* _Exercise requirements_
In the material below, the lines containing the word "tragedy" are required; copy each of them.

Stored dataset items:

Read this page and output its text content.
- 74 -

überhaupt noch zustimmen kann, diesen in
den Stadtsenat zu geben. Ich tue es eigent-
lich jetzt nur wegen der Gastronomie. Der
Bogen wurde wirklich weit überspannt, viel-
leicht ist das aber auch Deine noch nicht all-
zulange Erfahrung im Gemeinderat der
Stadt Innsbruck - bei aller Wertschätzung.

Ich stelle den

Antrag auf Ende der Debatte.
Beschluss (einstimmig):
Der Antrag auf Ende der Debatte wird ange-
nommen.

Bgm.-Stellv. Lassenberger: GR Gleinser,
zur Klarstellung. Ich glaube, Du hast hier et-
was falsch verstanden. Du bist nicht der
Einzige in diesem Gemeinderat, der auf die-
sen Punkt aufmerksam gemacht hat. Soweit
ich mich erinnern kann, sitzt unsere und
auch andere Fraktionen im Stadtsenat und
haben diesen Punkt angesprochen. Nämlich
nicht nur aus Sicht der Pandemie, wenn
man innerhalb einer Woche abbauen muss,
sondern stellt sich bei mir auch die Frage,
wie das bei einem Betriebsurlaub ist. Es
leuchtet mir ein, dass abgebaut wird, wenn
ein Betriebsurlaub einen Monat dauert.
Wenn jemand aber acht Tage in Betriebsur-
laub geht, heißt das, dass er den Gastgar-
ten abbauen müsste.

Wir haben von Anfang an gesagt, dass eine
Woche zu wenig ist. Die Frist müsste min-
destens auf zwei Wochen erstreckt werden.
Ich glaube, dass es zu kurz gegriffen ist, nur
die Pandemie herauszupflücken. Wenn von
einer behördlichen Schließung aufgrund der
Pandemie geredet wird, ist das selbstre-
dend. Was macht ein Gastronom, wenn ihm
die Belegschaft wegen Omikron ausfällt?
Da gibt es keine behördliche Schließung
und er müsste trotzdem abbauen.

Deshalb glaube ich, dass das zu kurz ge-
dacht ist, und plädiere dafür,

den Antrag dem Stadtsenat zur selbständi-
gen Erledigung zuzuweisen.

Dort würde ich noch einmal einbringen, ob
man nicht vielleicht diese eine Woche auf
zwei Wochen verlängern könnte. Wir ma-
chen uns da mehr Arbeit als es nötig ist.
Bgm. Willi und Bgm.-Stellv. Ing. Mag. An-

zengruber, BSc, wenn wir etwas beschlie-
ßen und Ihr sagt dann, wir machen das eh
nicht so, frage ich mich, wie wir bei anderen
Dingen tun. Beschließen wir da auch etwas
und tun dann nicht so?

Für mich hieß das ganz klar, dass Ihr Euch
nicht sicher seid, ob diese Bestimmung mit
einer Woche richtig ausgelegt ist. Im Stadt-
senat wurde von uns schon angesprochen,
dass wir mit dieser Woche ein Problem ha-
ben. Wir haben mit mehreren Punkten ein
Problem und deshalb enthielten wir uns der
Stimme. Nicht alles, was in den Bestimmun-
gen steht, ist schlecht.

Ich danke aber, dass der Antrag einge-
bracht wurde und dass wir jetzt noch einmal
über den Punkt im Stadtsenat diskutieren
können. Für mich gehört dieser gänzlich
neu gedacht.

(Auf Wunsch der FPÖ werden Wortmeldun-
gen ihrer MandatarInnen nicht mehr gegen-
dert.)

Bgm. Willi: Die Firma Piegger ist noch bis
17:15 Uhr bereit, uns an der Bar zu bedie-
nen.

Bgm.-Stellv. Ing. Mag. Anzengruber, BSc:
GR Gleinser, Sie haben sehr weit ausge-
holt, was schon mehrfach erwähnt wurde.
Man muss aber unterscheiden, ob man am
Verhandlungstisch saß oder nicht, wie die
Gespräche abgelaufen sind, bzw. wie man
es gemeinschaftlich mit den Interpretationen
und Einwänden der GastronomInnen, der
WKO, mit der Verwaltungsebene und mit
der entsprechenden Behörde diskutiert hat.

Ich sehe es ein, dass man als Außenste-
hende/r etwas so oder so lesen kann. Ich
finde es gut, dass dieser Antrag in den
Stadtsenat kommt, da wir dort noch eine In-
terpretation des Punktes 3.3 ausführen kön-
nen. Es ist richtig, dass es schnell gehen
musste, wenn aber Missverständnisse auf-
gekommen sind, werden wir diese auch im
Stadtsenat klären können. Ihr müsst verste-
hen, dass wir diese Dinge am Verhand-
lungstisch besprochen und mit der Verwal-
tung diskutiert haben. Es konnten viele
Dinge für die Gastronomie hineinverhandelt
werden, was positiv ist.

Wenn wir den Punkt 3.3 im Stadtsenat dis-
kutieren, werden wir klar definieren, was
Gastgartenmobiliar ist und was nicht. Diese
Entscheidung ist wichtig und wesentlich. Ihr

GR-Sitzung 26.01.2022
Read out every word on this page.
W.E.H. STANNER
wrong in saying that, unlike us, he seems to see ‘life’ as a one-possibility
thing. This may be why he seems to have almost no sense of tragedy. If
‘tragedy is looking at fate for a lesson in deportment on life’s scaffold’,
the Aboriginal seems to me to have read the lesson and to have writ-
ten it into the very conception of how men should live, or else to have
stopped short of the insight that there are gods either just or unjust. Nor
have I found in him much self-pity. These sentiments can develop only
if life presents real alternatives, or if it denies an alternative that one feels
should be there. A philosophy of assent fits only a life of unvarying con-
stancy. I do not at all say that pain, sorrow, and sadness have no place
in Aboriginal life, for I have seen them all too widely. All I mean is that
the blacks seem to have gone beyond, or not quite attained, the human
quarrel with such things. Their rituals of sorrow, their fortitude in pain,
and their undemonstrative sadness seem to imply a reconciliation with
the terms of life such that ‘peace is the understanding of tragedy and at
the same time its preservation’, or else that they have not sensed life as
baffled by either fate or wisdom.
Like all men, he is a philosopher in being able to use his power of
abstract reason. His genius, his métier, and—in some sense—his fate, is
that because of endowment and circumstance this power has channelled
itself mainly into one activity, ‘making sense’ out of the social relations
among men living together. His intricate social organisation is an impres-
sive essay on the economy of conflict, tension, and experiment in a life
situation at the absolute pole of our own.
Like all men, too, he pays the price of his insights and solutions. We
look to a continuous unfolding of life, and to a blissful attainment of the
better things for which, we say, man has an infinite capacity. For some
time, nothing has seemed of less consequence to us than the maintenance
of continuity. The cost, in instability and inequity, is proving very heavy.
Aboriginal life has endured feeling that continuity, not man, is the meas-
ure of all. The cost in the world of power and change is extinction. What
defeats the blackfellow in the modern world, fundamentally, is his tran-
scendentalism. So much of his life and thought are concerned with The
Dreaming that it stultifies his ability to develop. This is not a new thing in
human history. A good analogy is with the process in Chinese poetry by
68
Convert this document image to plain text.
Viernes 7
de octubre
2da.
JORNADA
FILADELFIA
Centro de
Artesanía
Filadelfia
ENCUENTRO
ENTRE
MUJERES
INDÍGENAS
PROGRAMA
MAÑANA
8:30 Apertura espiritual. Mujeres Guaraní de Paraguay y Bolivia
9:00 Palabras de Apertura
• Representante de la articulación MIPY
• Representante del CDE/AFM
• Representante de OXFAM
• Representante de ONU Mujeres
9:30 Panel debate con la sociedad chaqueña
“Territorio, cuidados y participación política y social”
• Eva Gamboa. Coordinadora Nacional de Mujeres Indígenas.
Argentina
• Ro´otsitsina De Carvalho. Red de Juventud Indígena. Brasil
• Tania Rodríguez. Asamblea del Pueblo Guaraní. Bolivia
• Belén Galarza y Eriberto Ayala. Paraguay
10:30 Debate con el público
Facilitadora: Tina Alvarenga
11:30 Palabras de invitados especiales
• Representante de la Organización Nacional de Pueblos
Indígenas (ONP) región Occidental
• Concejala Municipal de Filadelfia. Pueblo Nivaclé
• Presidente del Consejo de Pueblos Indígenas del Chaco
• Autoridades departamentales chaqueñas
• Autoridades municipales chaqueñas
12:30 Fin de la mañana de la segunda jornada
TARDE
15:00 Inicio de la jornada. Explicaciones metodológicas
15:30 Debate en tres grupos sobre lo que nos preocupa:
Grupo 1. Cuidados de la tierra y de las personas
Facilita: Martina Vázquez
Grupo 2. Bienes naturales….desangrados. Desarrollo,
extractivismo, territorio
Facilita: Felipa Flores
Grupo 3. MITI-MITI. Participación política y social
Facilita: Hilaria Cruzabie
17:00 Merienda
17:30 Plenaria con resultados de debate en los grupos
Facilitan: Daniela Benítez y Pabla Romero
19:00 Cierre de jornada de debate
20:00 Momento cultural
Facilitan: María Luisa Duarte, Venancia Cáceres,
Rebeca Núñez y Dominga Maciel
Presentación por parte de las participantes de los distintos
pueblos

* _Written response_
thing. This may be why he seems to have almost no sense of tragedy. If
‘tragedy is looking at fate for a lesson in deportment on life’s scaffold’,
the terms of life such that ‘peace is the understanding of tragedy and at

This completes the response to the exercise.